▶ _SUPPLIED MATERIAL_
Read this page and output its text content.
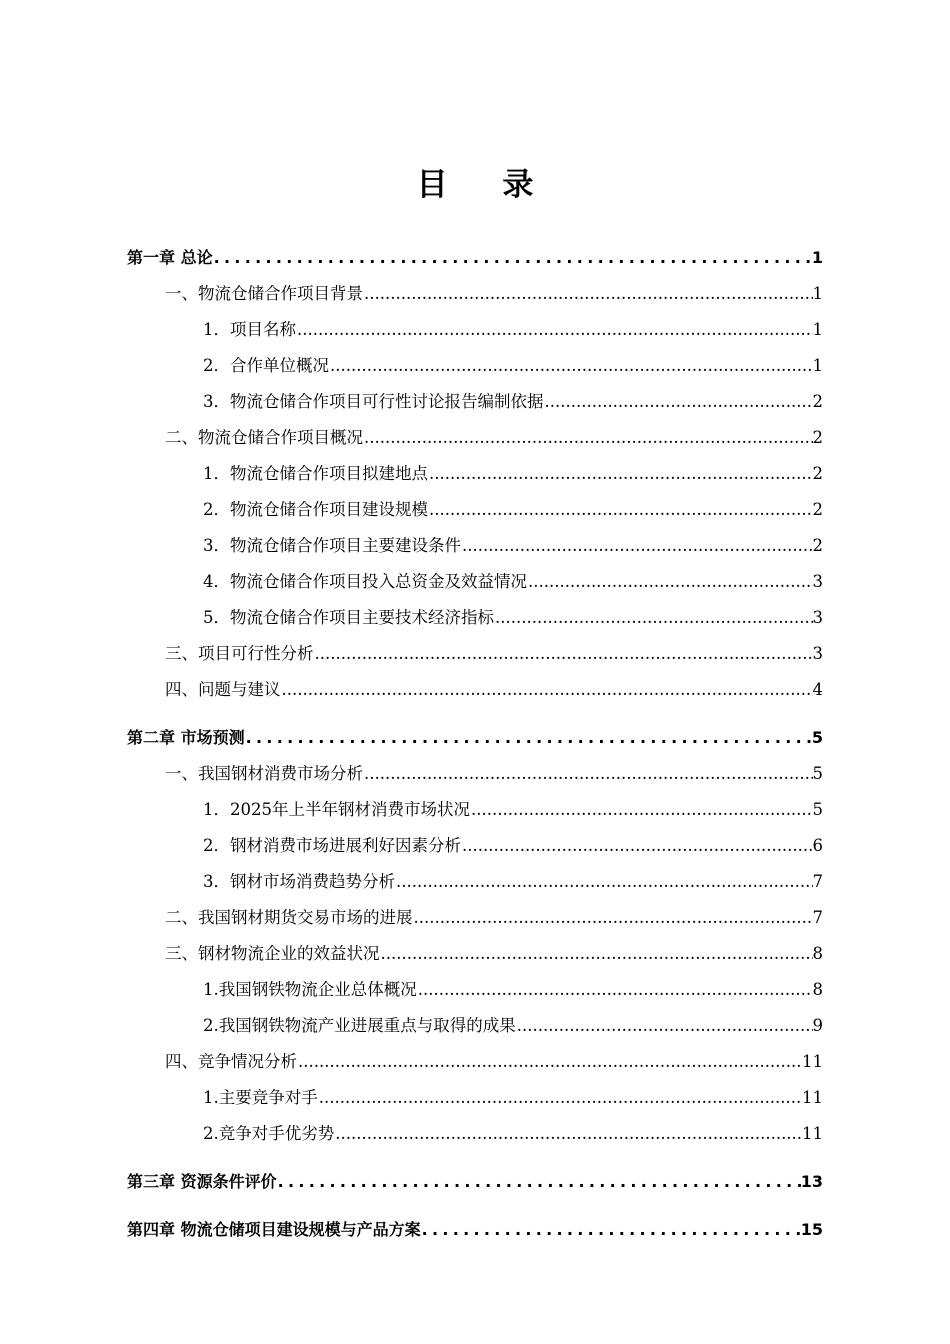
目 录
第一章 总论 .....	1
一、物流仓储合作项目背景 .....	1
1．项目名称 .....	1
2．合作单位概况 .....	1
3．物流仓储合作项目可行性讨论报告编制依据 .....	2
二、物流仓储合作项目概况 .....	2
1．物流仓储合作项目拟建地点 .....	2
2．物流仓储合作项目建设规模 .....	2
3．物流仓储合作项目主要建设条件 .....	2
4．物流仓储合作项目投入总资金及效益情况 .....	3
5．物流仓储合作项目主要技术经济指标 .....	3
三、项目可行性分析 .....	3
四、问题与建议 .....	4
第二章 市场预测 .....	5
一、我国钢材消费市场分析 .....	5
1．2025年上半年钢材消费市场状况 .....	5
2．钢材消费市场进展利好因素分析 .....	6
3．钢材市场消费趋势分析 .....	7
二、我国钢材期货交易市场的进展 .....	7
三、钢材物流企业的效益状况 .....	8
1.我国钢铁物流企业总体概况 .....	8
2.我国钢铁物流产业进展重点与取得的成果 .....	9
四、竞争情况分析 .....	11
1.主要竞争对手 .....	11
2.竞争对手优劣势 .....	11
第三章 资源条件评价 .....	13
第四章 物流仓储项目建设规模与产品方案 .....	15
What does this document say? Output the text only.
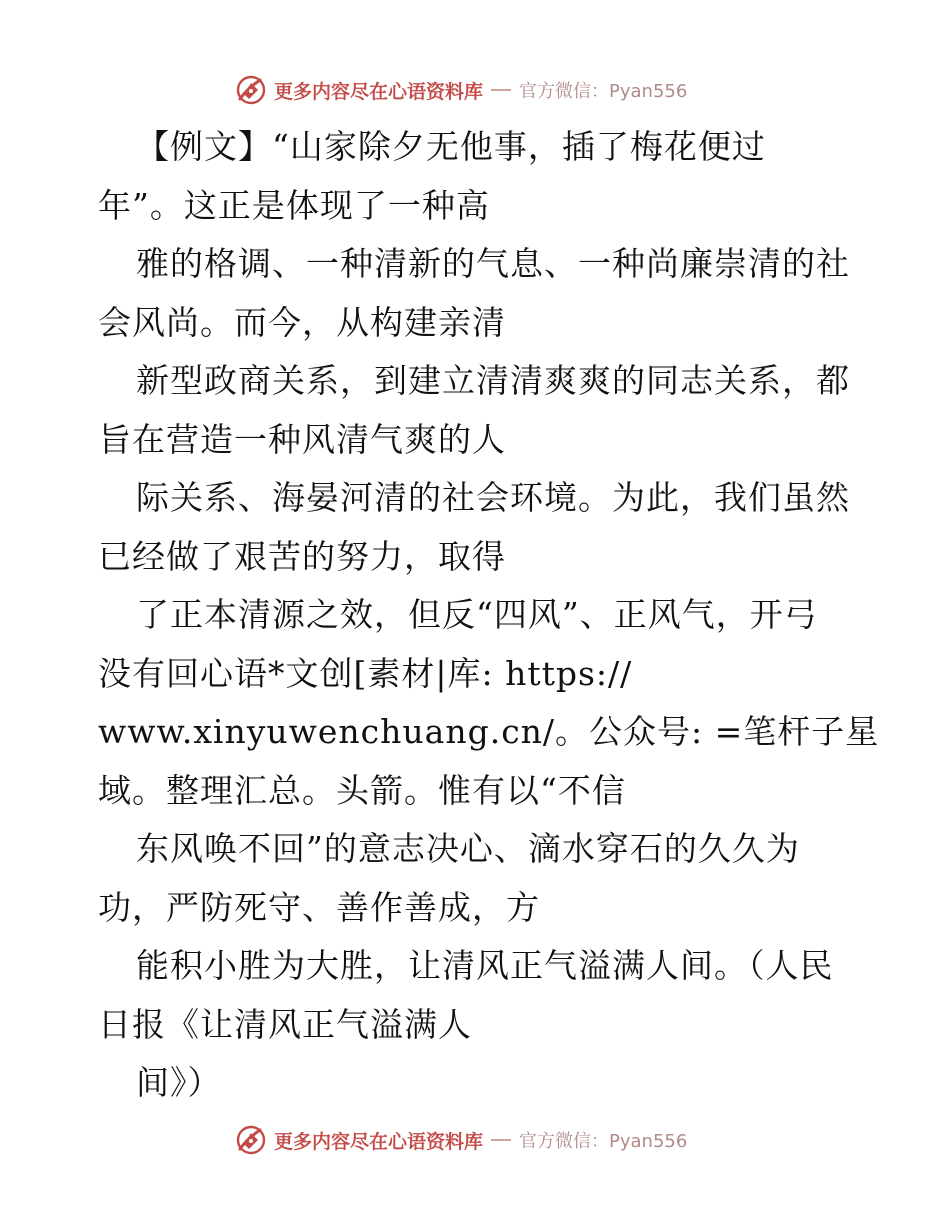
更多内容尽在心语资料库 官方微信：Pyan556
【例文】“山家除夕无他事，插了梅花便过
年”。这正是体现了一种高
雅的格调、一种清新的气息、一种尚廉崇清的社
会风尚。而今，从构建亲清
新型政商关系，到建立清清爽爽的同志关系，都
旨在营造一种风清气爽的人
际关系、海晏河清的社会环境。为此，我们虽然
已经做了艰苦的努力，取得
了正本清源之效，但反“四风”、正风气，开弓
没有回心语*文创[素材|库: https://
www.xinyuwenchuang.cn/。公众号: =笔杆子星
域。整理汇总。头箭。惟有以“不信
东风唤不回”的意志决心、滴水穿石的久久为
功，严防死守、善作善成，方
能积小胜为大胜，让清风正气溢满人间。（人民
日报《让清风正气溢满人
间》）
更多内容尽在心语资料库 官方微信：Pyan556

---

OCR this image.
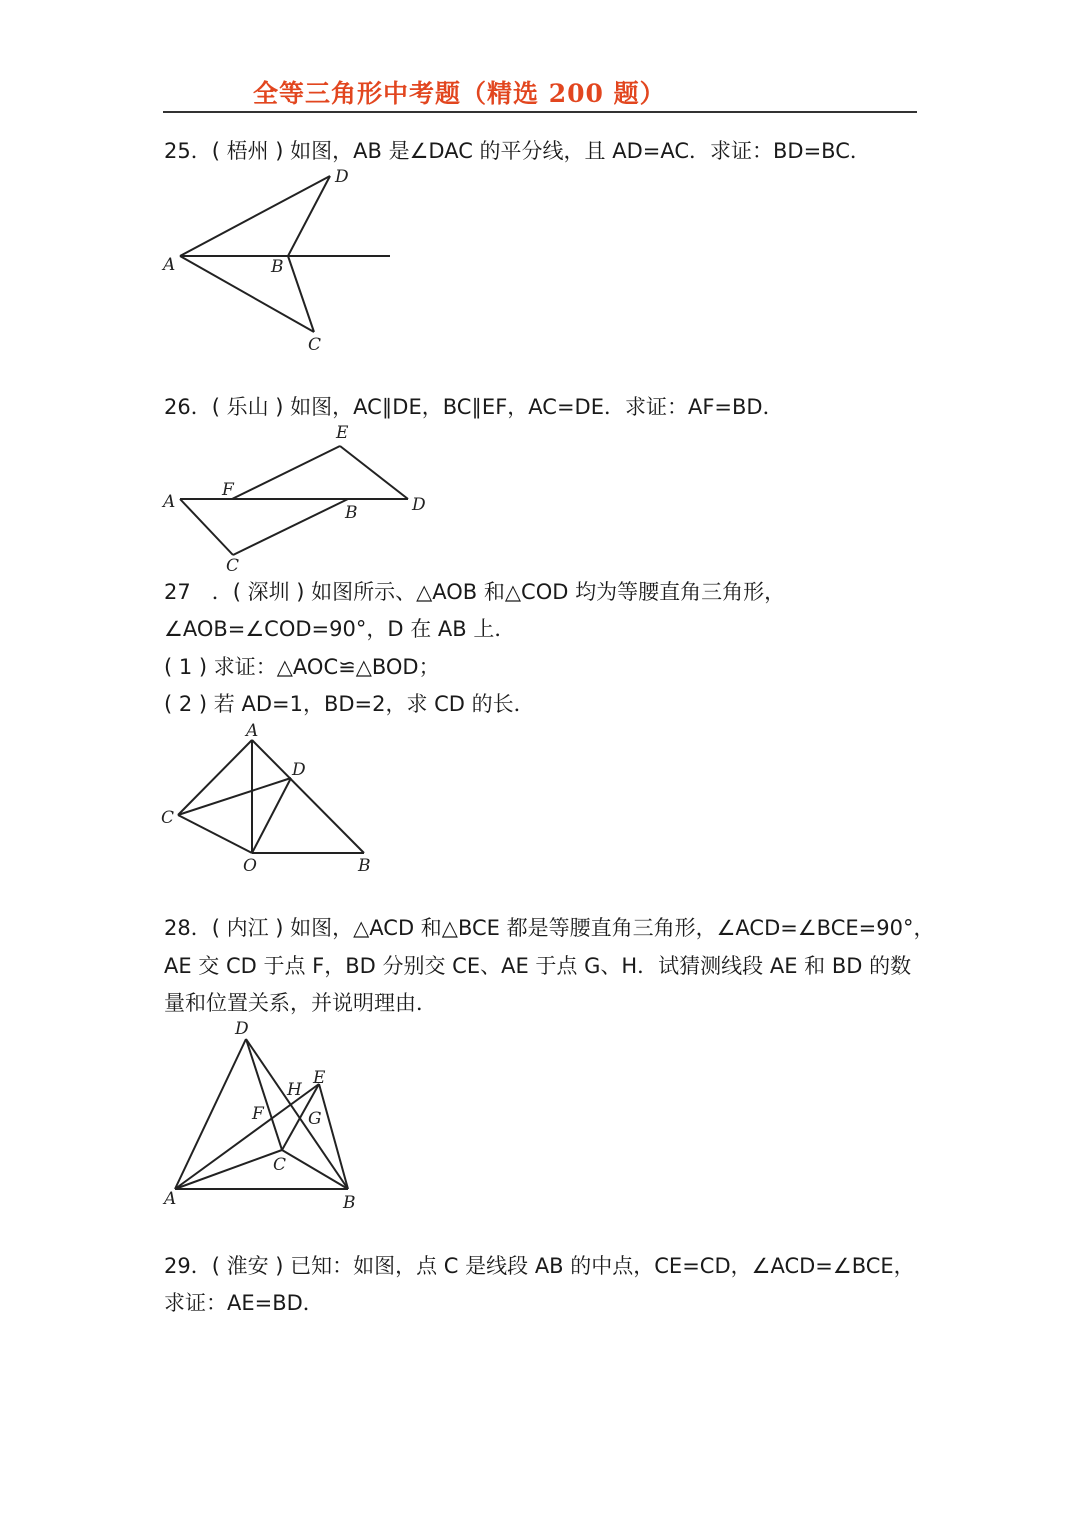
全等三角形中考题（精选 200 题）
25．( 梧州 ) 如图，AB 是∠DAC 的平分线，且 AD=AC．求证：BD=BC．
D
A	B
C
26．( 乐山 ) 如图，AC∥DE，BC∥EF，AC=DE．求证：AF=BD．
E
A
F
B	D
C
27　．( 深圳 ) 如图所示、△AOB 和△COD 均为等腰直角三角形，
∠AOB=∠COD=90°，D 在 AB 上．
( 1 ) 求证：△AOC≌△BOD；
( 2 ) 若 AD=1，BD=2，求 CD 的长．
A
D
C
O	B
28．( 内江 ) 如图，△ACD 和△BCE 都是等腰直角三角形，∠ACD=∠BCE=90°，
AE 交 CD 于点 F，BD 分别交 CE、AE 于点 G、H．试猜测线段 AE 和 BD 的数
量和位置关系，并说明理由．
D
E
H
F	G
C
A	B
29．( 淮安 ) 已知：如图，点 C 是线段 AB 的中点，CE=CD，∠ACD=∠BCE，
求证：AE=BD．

▶ _STATED GOAL_
Search the entries for the word "this" and pick out every line that holds it.

▶ _THE OUTPUT_
Read this page and output its text content.
What does this document say? Output the text only.
OCR this image.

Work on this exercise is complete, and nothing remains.